■ What you have to do
Render every entry verbatim.

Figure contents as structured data
☆ ☆ ☆ ☆
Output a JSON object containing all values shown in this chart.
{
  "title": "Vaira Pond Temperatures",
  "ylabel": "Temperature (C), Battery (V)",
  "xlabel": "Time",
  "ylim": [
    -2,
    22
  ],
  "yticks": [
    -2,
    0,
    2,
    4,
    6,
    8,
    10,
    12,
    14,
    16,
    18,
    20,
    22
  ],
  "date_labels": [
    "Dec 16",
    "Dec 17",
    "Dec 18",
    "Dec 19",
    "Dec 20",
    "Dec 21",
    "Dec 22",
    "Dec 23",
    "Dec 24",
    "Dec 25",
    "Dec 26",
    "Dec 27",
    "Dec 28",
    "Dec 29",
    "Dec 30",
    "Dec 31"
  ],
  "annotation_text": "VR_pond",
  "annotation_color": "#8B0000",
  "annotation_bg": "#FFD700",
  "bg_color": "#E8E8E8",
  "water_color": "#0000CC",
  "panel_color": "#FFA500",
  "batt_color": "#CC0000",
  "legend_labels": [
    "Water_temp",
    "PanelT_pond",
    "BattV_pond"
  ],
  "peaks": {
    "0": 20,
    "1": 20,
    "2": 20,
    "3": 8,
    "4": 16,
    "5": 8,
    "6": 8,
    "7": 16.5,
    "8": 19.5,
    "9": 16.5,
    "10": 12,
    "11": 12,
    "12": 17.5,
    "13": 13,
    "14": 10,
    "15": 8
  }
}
☆ ☆ ☆ ☆
■ Response below
Output a JSON object containing all values shown in this chart.
{
  "title": "Vaira Pond Temperatures",
  "ylabel": "Temperature (C), Battery (V)",
  "xlabel": "Time",
  "ylim": [
    -2,
    22
  ],
  "yticks": [
    -2,
    0,
    2,
    4,
    6,
    8,
    10,
    12,
    14,
    16,
    18,
    20,
    22
  ],
  "date_labels": [
    "Dec 16",
    "Dec 17",
    "Dec 18",
    "Dec 19",
    "Dec 20",
    "Dec 21",
    "Dec 22",
    "Dec 23",
    "Dec 24",
    "Dec 25",
    "Dec 26",
    "Dec 27",
    "Dec 28",
    "Dec 29",
    "Dec 30",
    "Dec 31"
  ],
  "annotation_text": "VR_pond",
  "annotation_color": "#8B0000",
  "annotation_bg": "#FFD700",
  "bg_color": "#E8E8E8",
  "water_color": "#0000CC",
  "panel_color": "#FFA500",
  "batt_color": "#CC0000",
  "legend_labels": [
    "Water_temp",
    "PanelT_pond",
    "BattV_pond"
  ],
  "peaks": {
    "0": 20,
    "1": 20,
    "2": 20,
    "3": 8,
    "4": 16,
    "5": 8,
    "6": 8,
    "7": 16.5,
    "8": 19.5,
    "9": 16.5,
    "10": 12,
    "11": 12,
    "12": 17.5,
    "13": 13,
    "14": 10,
    "15": 8
  }
}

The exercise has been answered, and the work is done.